EXERCISE :: Send back the entries below exactly as they appear.

RECORDS TO PROCESS ::
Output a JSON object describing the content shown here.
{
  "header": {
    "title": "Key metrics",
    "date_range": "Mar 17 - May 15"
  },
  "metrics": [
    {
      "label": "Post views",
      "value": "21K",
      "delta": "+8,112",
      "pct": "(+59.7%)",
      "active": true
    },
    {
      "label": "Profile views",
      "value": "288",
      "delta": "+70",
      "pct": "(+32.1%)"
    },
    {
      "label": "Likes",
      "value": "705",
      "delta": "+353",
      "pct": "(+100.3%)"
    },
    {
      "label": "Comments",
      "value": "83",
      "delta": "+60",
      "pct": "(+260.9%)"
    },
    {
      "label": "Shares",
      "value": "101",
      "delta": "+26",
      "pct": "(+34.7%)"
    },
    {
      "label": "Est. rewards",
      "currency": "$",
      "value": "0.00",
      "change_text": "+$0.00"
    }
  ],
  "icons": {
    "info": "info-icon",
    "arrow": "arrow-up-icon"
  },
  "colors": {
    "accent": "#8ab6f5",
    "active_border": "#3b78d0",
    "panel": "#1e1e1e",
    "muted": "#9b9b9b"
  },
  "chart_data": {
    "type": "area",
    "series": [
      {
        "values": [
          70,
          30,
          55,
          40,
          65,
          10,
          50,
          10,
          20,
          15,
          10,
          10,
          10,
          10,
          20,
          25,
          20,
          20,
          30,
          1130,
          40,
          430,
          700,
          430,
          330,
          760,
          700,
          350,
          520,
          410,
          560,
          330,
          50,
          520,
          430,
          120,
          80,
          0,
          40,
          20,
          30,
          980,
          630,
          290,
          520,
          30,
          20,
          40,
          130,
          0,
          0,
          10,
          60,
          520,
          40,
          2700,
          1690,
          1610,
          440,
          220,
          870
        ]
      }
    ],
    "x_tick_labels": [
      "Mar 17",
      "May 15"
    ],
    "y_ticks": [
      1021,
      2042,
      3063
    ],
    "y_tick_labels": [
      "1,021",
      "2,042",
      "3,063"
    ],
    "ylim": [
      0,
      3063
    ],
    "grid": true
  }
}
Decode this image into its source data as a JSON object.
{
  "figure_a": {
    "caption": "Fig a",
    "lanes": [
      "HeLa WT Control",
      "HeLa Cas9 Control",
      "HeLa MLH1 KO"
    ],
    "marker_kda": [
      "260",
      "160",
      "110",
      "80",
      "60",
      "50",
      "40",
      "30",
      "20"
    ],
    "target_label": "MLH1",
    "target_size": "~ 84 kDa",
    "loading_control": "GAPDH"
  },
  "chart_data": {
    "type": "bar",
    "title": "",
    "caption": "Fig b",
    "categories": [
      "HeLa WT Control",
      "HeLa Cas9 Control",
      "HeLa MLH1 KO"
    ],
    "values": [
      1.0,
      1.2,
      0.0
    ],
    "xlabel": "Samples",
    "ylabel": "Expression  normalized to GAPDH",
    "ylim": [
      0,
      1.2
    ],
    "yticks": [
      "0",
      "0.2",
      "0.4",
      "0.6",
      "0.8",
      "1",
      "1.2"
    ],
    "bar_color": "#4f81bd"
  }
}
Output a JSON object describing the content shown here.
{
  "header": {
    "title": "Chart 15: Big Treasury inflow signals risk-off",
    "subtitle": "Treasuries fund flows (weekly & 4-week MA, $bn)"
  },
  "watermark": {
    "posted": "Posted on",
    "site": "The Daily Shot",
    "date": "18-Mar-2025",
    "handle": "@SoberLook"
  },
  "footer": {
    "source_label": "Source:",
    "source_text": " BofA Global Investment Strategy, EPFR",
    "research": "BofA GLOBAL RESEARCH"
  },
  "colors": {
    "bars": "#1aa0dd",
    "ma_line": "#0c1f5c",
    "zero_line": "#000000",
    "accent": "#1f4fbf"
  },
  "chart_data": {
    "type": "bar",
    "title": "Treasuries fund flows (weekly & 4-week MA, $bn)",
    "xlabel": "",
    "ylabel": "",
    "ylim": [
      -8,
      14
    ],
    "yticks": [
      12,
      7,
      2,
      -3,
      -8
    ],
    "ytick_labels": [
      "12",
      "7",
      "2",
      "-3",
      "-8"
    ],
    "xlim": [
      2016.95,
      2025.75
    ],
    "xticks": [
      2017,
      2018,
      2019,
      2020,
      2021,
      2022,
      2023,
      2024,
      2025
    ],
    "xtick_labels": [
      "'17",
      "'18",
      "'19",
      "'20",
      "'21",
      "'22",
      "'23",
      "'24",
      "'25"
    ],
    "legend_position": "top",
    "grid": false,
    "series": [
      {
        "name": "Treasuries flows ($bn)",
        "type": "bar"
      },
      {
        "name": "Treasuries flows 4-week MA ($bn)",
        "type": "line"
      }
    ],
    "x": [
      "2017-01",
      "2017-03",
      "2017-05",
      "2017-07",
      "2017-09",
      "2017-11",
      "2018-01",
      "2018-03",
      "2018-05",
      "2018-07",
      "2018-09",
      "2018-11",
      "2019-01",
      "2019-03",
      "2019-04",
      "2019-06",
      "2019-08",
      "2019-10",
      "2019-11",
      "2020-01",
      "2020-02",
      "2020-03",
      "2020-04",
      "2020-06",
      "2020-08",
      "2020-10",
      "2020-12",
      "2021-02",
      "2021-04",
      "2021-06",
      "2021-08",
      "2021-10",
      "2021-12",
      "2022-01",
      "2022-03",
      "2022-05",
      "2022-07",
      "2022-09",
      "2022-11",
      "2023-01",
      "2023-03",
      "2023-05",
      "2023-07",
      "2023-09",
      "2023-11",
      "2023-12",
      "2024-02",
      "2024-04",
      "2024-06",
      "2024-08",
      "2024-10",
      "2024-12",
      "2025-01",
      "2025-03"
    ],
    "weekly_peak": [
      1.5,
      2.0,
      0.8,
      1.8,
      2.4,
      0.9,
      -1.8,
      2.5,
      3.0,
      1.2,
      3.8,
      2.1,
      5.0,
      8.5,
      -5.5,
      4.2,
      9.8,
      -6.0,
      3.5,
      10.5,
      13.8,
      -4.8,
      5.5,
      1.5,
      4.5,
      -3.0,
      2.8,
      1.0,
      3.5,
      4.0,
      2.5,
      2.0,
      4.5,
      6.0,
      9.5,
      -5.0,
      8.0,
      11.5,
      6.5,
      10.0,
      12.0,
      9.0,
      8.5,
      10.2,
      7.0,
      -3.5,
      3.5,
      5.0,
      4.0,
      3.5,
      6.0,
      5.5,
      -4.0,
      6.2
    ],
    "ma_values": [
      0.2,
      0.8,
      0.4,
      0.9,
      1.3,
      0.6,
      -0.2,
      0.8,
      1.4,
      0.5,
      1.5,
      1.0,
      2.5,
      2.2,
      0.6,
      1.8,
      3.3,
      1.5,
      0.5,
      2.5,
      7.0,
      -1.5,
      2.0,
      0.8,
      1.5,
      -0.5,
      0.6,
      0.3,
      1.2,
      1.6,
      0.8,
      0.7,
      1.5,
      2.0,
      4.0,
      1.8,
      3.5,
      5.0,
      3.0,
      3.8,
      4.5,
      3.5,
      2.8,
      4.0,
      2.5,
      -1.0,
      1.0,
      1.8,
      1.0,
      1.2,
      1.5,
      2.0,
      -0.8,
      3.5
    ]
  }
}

COMPLETED EXERCISE ::
Output a JSON object describing the content shown here.
{
  "header": {
    "title": "Key metrics",
    "date_range": "Mar 17 - May 15"
  },
  "metrics": [
    {
      "label": "Post views",
      "value": "21K",
      "delta": "+8,112",
      "pct": "(+59.7%)",
      "active": true
    },
    {
      "label": "Profile views",
      "value": "288",
      "delta": "+70",
      "pct": "(+32.1%)"
    },
    {
      "label": "Likes",
      "value": "705",
      "delta": "+353",
      "pct": "(+100.3%)"
    },
    {
      "label": "Comments",
      "value": "83",
      "delta": "+60",
      "pct": "(+260.9%)"
    },
    {
      "label": "Shares",
      "value": "101",
      "delta": "+26",
      "pct": "(+34.7%)"
    },
    {
      "label": "Est. rewards",
      "currency": "$",
      "value": "0.00",
      "change_text": "+$0.00"
    }
  ],
  "icons": {
    "info": "info-icon",
    "arrow": "arrow-up-icon"
  },
  "colors": {
    "accent": "#8ab6f5",
    "active_border": "#3b78d0",
    "panel": "#1e1e1e",
    "muted": "#9b9b9b"
  },
  "chart_data": {
    "type": "area",
    "series": [
      {
        "values": [
          70,
          30,
          55,
          40,
          65,
          10,
          50,
          10,
          20,
          15,
          10,
          10,
          10,
          10,
          20,
          25,
          20,
          20,
          30,
          1130,
          40,
          430,
          700,
          430,
          330,
          760,
          700,
          350,
          520,
          410,
          560,
          330,
          50,
          520,
          430,
          120,
          80,
          0,
          40,
          20,
          30,
          980,
          630,
          290,
          520,
          30,
          20,
          40,
          130,
          0,
          0,
          10,
          60,
          520,
          40,
          2700,
          1690,
          1610,
          440,
          220,
          870
        ]
      }
    ],
    "x_tick_labels": [
      "Mar 17",
      "May 15"
    ],
    "y_ticks": [
      1021,
      2042,
      3063
    ],
    "y_tick_labels": [
      "1,021",
      "2,042",
      "3,063"
    ],
    "ylim": [
      0,
      3063
    ],
    "grid": true
  }
}
Decode this image into its source data as a JSON object.
{
  "figure_a": {
    "caption": "Fig a",
    "lanes": [
      "HeLa WT Control",
      "HeLa Cas9 Control",
      "HeLa MLH1 KO"
    ],
    "marker_kda": [
      "260",
      "160",
      "110",
      "80",
      "60",
      "50",
      "40",
      "30",
      "20"
    ],
    "target_label": "MLH1",
    "target_size": "~ 84 kDa",
    "loading_control": "GAPDH"
  },
  "chart_data": {
    "type": "bar",
    "title": "",
    "caption": "Fig b",
    "categories": [
      "HeLa WT Control",
      "HeLa Cas9 Control",
      "HeLa MLH1 KO"
    ],
    "values": [
      1.0,
      1.2,
      0.0
    ],
    "xlabel": "Samples",
    "ylabel": "Expression  normalized to GAPDH",
    "ylim": [
      0,
      1.2
    ],
    "yticks": [
      "0",
      "0.2",
      "0.4",
      "0.6",
      "0.8",
      "1",
      "1.2"
    ],
    "bar_color": "#4f81bd"
  }
}
Output a JSON object describing the content shown here.
{
  "header": {
    "title": "Chart 15: Big Treasury inflow signals risk-off",
    "subtitle": "Treasuries fund flows (weekly & 4-week MA, $bn)"
  },
  "watermark": {
    "posted": "Posted on",
    "site": "The Daily Shot",
    "date": "18-Mar-2025",
    "handle": "@SoberLook"
  },
  "footer": {
    "source_label": "Source:",
    "source_text": " BofA Global Investment Strategy, EPFR",
    "research": "BofA GLOBAL RESEARCH"
  },
  "colors": {
    "bars": "#1aa0dd",
    "ma_line": "#0c1f5c",
    "zero_line": "#000000",
    "accent": "#1f4fbf"
  },
  "chart_data": {
    "type": "bar",
    "title": "Treasuries fund flows (weekly & 4-week MA, $bn)",
    "xlabel": "",
    "ylabel": "",
    "ylim": [
      -8,
      14
    ],
    "yticks": [
      12,
      7,
      2,
      -3,
      -8
    ],
    "ytick_labels": [
      "12",
      "7",
      "2",
      "-3",
      "-8"
    ],
    "xlim": [
      2016.95,
      2025.75
    ],
    "xticks": [
      2017,
      2018,
      2019,
      2020,
      2021,
      2022,
      2023,
      2024,
      2025
    ],
    "xtick_labels": [
      "'17",
      "'18",
      "'19",
      "'20",
      "'21",
      "'22",
      "'23",
      "'24",
      "'25"
    ],
    "legend_position": "top",
    "grid": false,
    "series": [
      {
        "name": "Treasuries flows ($bn)",
        "type": "bar"
      },
      {
        "name": "Treasuries flows 4-week MA ($bn)",
        "type": "line"
      }
    ],
    "x": [
      "2017-01",
      "2017-03",
      "2017-05",
      "2017-07",
      "2017-09",
      "2017-11",
      "2018-01",
      "2018-03",
      "2018-05",
      "2018-07",
      "2018-09",
      "2018-11",
      "2019-01",
      "2019-03",
      "2019-04",
      "2019-06",
      "2019-08",
      "2019-10",
      "2019-11",
      "2020-01",
      "2020-02",
      "2020-03",
      "2020-04",
      "2020-06",
      "2020-08",
      "2020-10",
      "2020-12",
      "2021-02",
      "2021-04",
      "2021-06",
      "2021-08",
      "2021-10",
      "2021-12",
      "2022-01",
      "2022-03",
      "2022-05",
      "2022-07",
      "2022-09",
      "2022-11",
      "2023-01",
      "2023-03",
      "2023-05",
      "2023-07",
      "2023-09",
      "2023-11",
      "2023-12",
      "2024-02",
      "2024-04",
      "2024-06",
      "2024-08",
      "2024-10",
      "2024-12",
      "2025-01",
      "2025-03"
    ],
    "weekly_peak": [
      1.5,
      2.0,
      0.8,
      1.8,
      2.4,
      0.9,
      -1.8,
      2.5,
      3.0,
      1.2,
      3.8,
      2.1,
      5.0,
      8.5,
      -5.5,
      4.2,
      9.8,
      -6.0,
      3.5,
      10.5,
      13.8,
      -4.8,
      5.5,
      1.5,
      4.5,
      -3.0,
      2.8,
      1.0,
      3.5,
      4.0,
      2.5,
      2.0,
      4.5,
      6.0,
      9.5,
      -5.0,
      8.0,
      11.5,
      6.5,
      10.0,
      12.0,
      9.0,
      8.5,
      10.2,
      7.0,
      -3.5,
      3.5,
      5.0,
      4.0,
      3.5,
      6.0,
      5.5,
      -4.0,
      6.2
    ],
    "ma_values": [
      0.2,
      0.8,
      0.4,
      0.9,
      1.3,
      0.6,
      -0.2,
      0.8,
      1.4,
      0.5,
      1.5,
      1.0,
      2.5,
      2.2,
      0.6,
      1.8,
      3.3,
      1.5,
      0.5,
      2.5,
      7.0,
      -1.5,
      2.0,
      0.8,
      1.5,
      -0.5,
      0.6,
      0.3,
      1.2,
      1.6,
      0.8,
      0.7,
      1.5,
      2.0,
      4.0,
      1.8,
      3.5,
      5.0,
      3.0,
      3.8,
      4.5,
      3.5,
      2.8,
      4.0,
      2.5,
      -1.0,
      1.0,
      1.8,
      1.0,
      1.2,
      1.5,
      2.0,
      -0.8,
      3.5
    ]
  }
}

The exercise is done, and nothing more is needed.